> **Written instruction**
Quote only the lines that start at the line with "What text is on this page?" and run to the end of the entries; omit the pictures.

> **Source records**

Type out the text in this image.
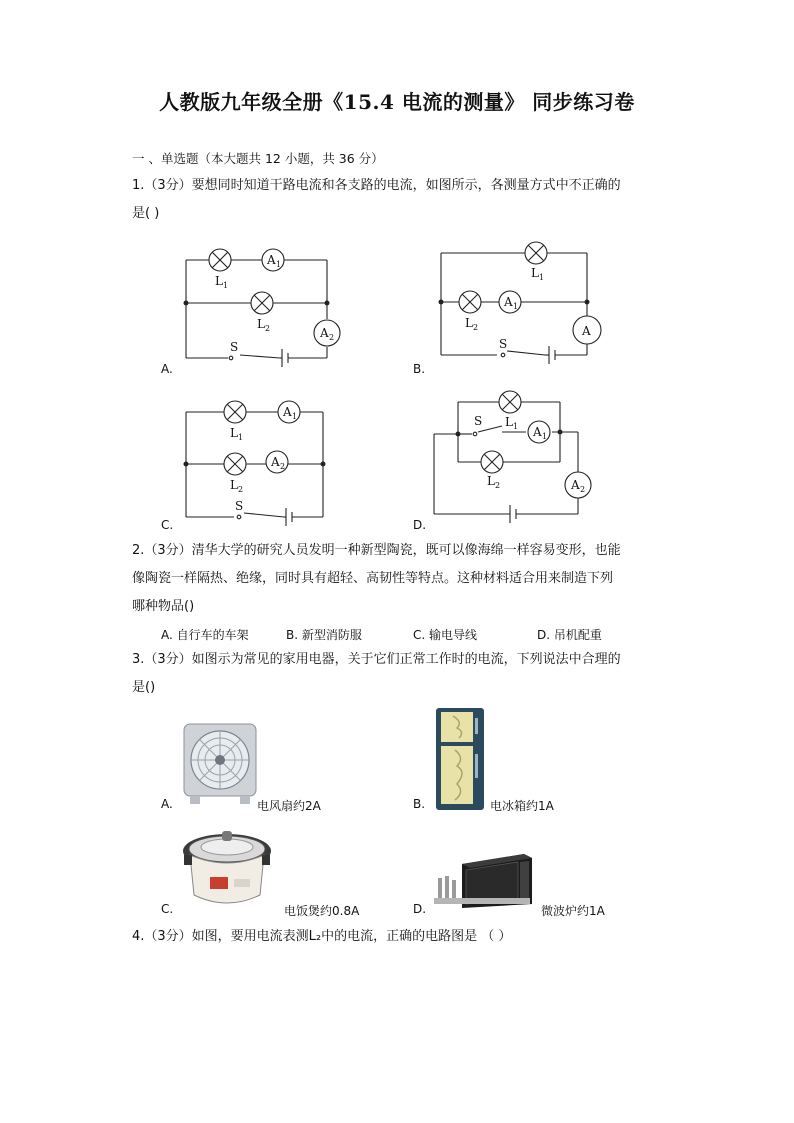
人教版九年级全册《15.4 电流的测量》 同步练习卷
一 、单选题（本大题共 12 小题，共 36 分）
1.（3分）要想同时知道干路电流和各支路的电流，如图所示，各测量方式中不正确的
是( )
A 1
L 1
L 2	A 2
S
A.
L 1
A 1
L 2	A
S
B.
A 1
L 1
A 2
L 2
S
C.
S L 1 A 1
L 2	A 2
D.
2.（3分）清华大学的研究人员发明一种新型陶瓷，既可以像海绵一样容易变形，也能
像陶瓷一样隔热、绝缘，同时具有超轻、高韧性等特点。这种材料适合用来制造下列
哪种物品()
A. 自行车的车架	B. 新型消防服	C. 输电导线	D. 吊机配重
3.（3分）如图示为常见的家用电器，关于它们正常工作时的电流，下列说法中合理的
是()
A.	电风扇约2A	B.	电冰箱约1A
C.	电饭煲约0.8A	D.	微波炉约1A
4.（3分）如图，要用电流表测L₂中的电流，正确的电路图是 （ ）
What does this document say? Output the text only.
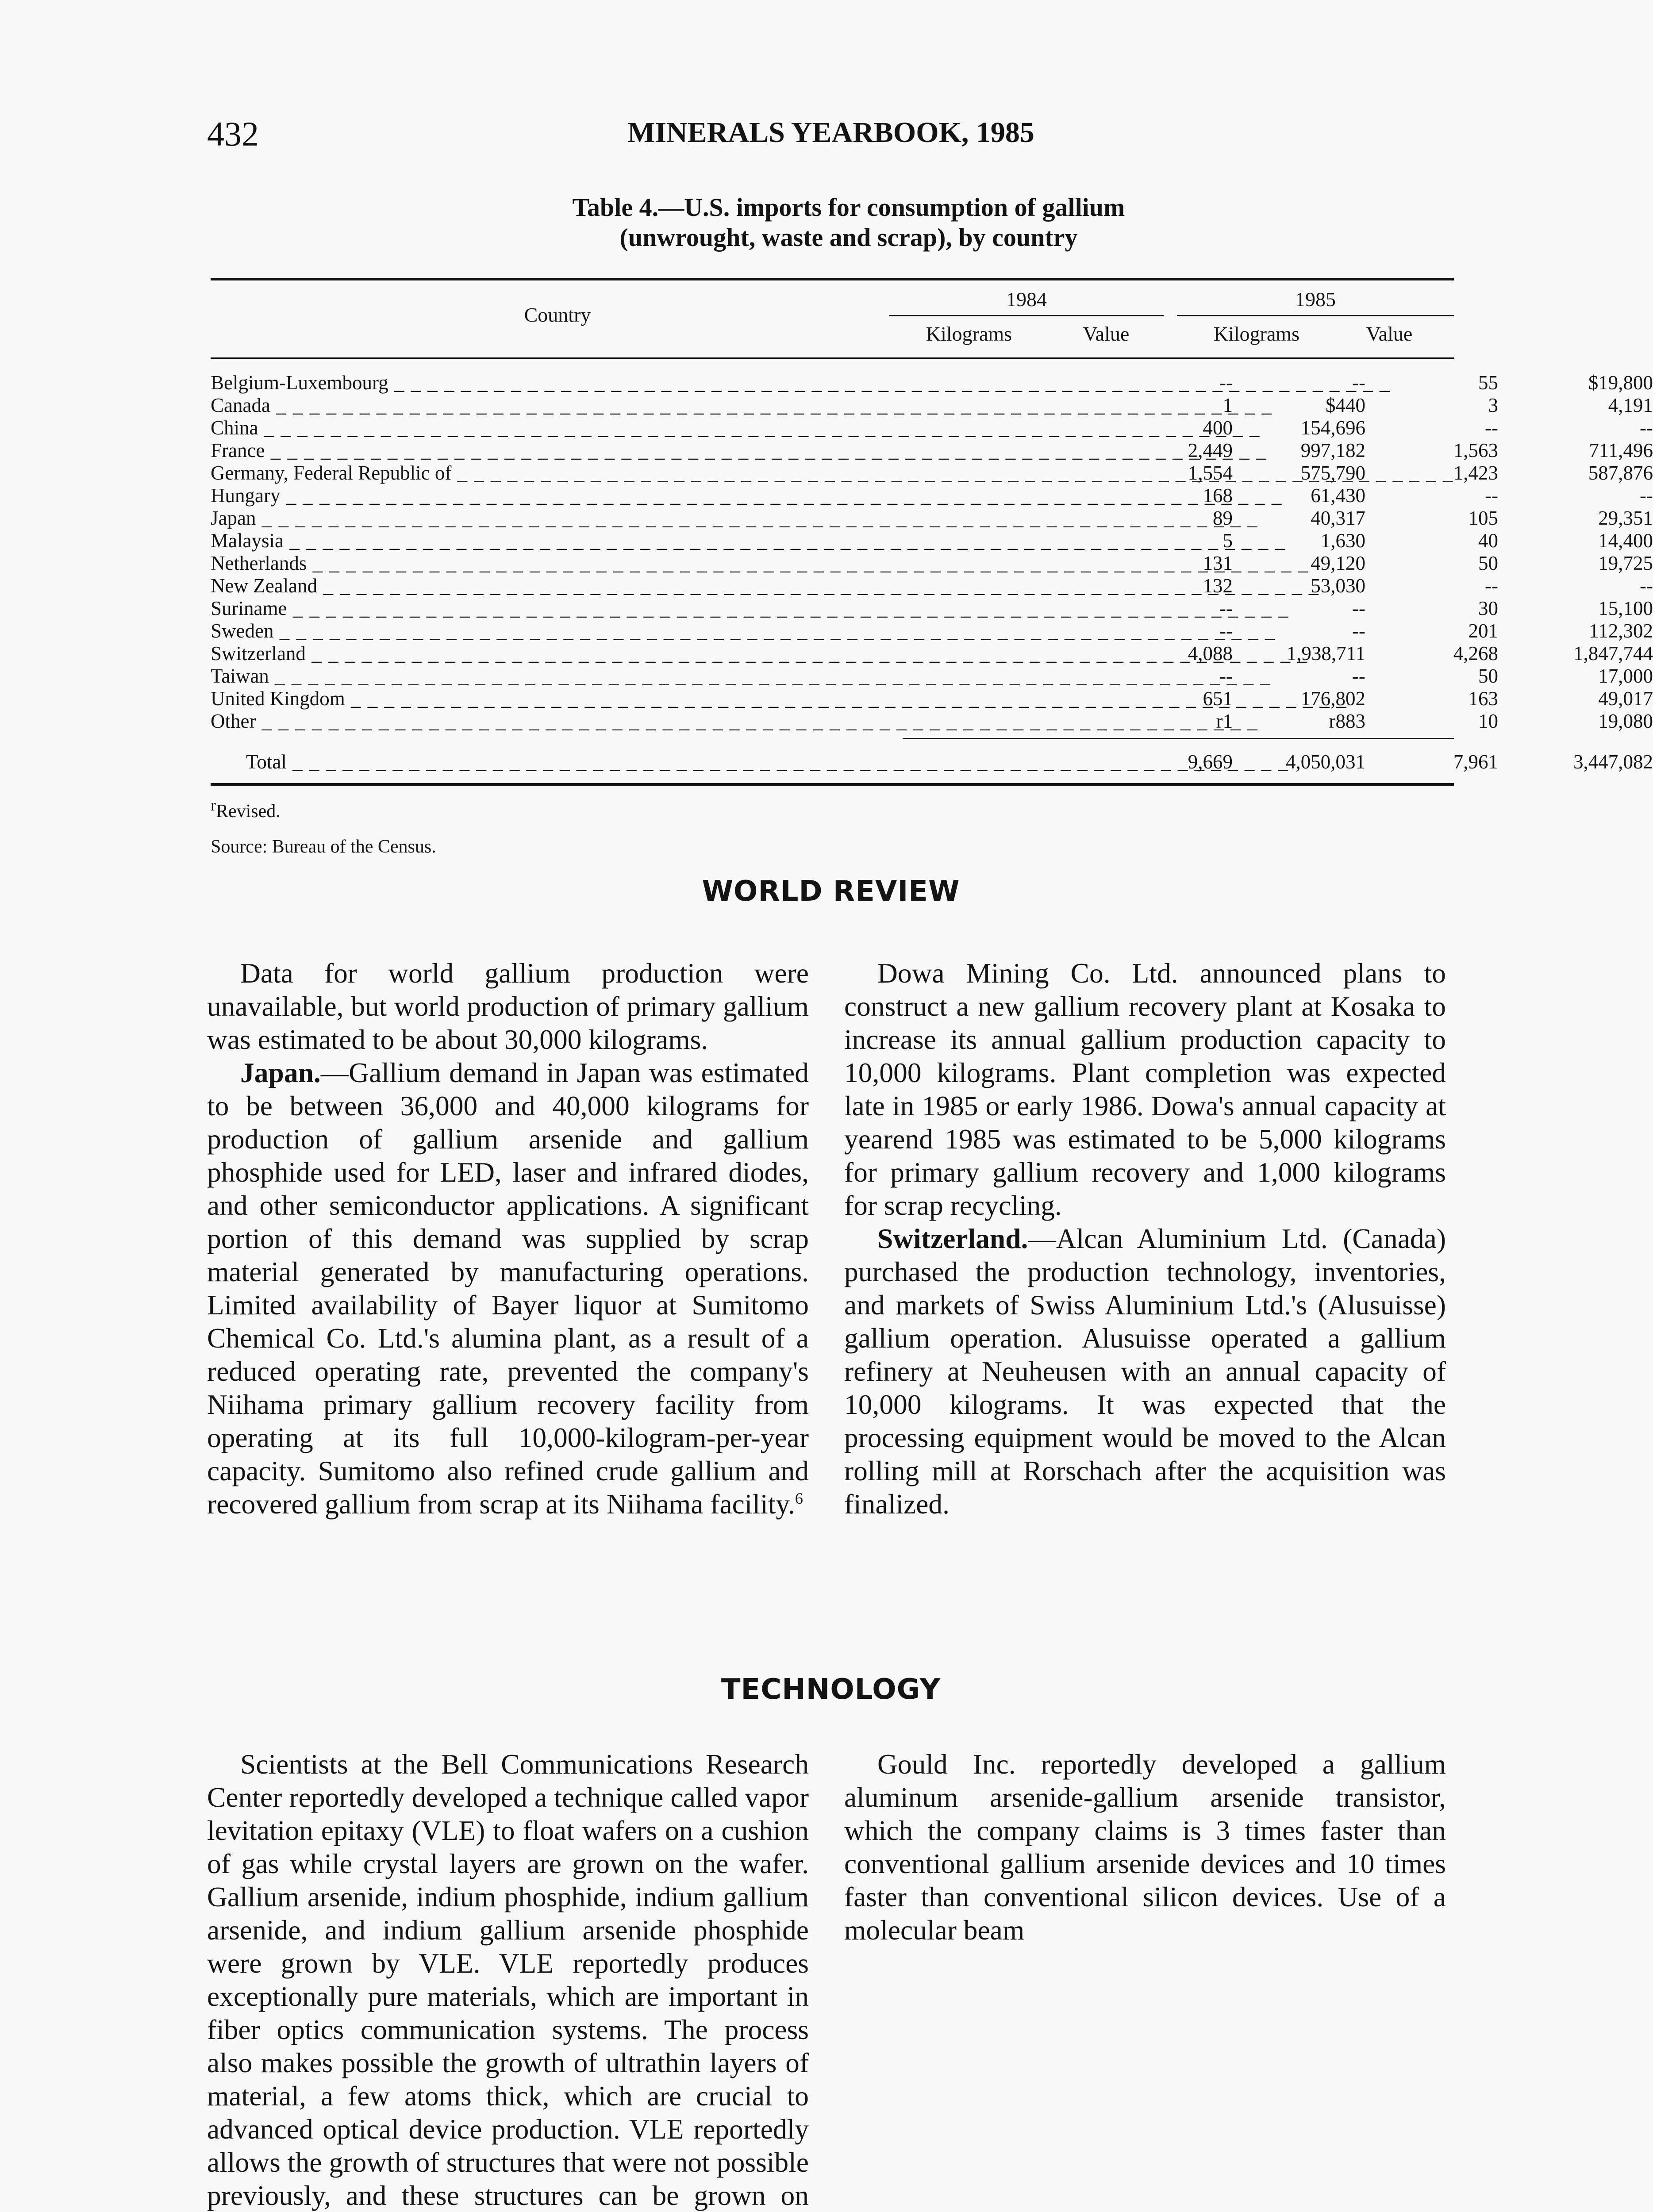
432	MINERALS YEARBOOK, 1985
Table 4.—U.S. imports for consumption of gallium
(unwrought, waste and scrap), by country
Country
1984	1985
Kilograms	Value	Kilograms	Value
Belgium-Luxembourg _ _ _	--	--	55	$19,800
Canada _ _ _	1	$440	3	4,191
China _ _ _	400	154,696	--	--
France _ _ _	2,449	997,182	1,563	711,496
Germany, Federal Republic of _ _ _	1,554	575,790	1,423	587,876
Hungary _ _ _	168	61,430	--	--
Japan _ _ _	89	40,317	105	29,351
Malaysia _ _ _	5	1,630	40	14,400
Netherlands _ _ _	131	49,120	50	19,725
New Zealand _ _ _	132	53,030	--	--
Suriname _ _ _	--	--	30	15,100
Sweden _ _ _	--	--	201	112,302
Switzerland _ _ _	4,088	1,938,711	4,268	1,847,744
Taiwan _ _ _	--	--	50	17,000
United Kingdom _ _ _	651	176,802	163	49,017
Other _ _ _	r1	r883	10	19,080
Total _ _ _	9,669	4,050,031	7,961	3,447,082
$^r$Revised.
Source: Bureau of the Census.
WORLD REVIEW

Data for world gallium production were unavailable, but world production of primary gallium was estimated to be about 30,000 kilograms.

Japan.—Gallium demand in Japan was estimated to be between 36,000 and 40,000 kilograms for production of gallium arsenide and gallium phosphide used for LED, laser and infrared diodes, and other semiconductor applications. A significant portion of this demand was supplied by scrap material generated by manufacturing operations. Limited availability of Bayer liquor at Sumitomo Chemical Co. Ltd.'s alumina plant, as a result of a reduced operating rate, prevented the company's Niihama primary gallium recovery facility from operating at its full 10,000-kilogram-per-year capacity. Sumitomo also refined crude gallium and recovered gallium from scrap at its Niihama facility.$^6$

Dowa Mining Co. Ltd. announced plans to construct a new gallium recovery plant at Kosaka to increase its annual gallium production capacity to 10,000 kilograms. Plant completion was expected late in 1985 or early 1986. Dowa's annual capacity at yearend 1985 was estimated to be 5,000 kilograms for primary gallium recovery and 1,000 kilograms for scrap recycling.

Switzerland.—Alcan Aluminium Ltd. (Canada) purchased the production technology, inventories, and markets of Swiss Aluminium Ltd.'s (Alusuisse) gallium operation. Alusuisse operated a gallium refinery at Neuheusen with an annual capacity of 10,000 kilograms. It was expected that the processing equipment would be moved to the Alcan rolling mill at Rorschach after the acquisition was finalized.

TECHNOLOGY

Scientists at the Bell Communications Research Center reportedly developed a technique called vapor levitation epitaxy (VLE) to float wafers on a cushion of gas while crystal layers are grown on the wafer. Gallium arsenide, indium phosphide, indium gallium arsenide, and indium gallium arsenide phosphide were grown by VLE. VLE reportedly produces exceptionally pure materials, which are important in fiber optics communication systems. The process also makes possible the growth of ultrathin layers of material, a few atoms thick, which are crucial to advanced optical device production. VLE reportedly allows the growth of structures that were not possible previously, and these structures can be grown on

Gould Inc. reportedly developed a gallium aluminum arsenide-gallium arsenide transistor, which the company claims is 3 times faster than conventional gallium arsenide devices and 10 times faster than conventional silicon devices. Use of a molecular beam
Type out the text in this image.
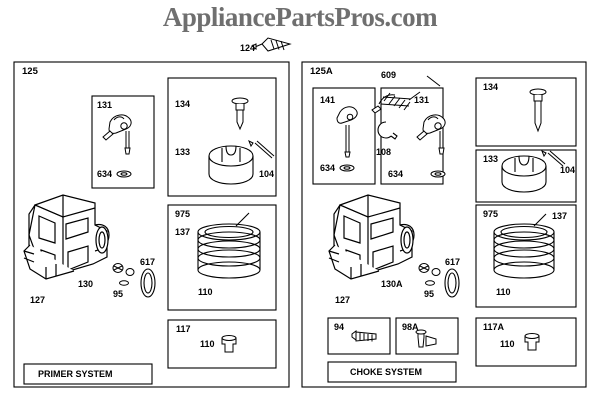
AppliancePartsPros.com
124
125
131
634
134
133
104
975
137
110
617
127
130
95
117
110
PRIMER SYSTEM
125A	609
141
634
108
131
634
134
133
104
975	137
110
617
127
130A
95
94	98A	117A
110
CHOKE SYSTEM
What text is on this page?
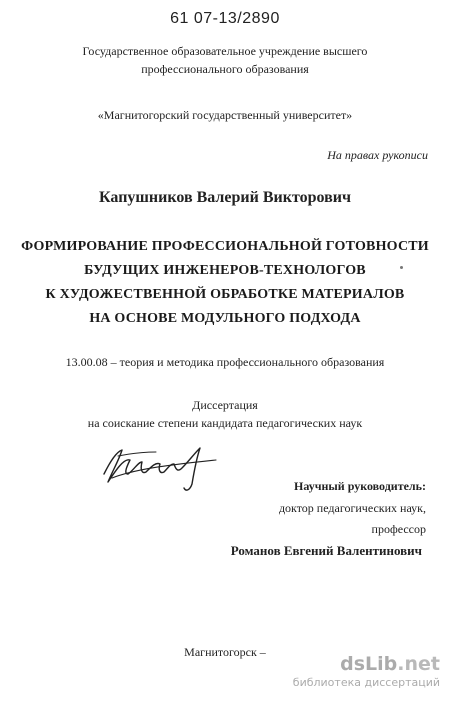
61 07-13/2890
Государственное образовательное учреждение высшего
профессионального образования
«Магнитогорский государственный университет»
На правах рукописи
Капушников Валерий Викторович
ФОРМИРОВАНИЕ ПРОФЕССИОНАЛЬНОЙ ГОТОВНОСТИ
БУДУЩИХ ИНЖЕНЕРОВ-ТЕХНОЛОГОВ
К ХУДОЖЕСТВЕННОЙ ОБРАБОТКЕ МАТЕРИАЛОВ
НА ОСНОВЕ МОДУЛЬНОГО ПОДХОДА
13.00.08 – теория и методика профессионального образования
Диссертация
на соискание степени кандидата педагогических наук
Научный руководитель:
доктор педагогических наук,
профессор
Романов Евгений Валентинович
Магнитогорск –
dsLib.net
библиотека диссертаций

> **Result of this exercise**
What text is on this page?
61 07-13/2890
Государственное образовательное учреждение высшего
профессионального образования
«Магнитогорский государственный университет»
На правах рукописи
Капушников Валерий Викторович
ФОРМИРОВАНИЕ ПРОФЕССИОНАЛЬНОЙ ГОТОВНОСТИ
БУДУЩИХ ИНЖЕНЕРОВ-ТЕХНОЛОГОВ
К ХУДОЖЕСТВЕННОЙ ОБРАБОТКЕ МАТЕРИАЛОВ
НА ОСНОВЕ МОДУЛЬНОГО ПОДХОДА
13.00.08 – теория и методика профессионального образования
Диссертация
на соискание степени кандидата педагогических наук
Научный руководитель:
доктор педагогических наук,
профессор
Романов Евгений Валентинович
Магнитогорск –
dsLib.net
библиотека диссертаций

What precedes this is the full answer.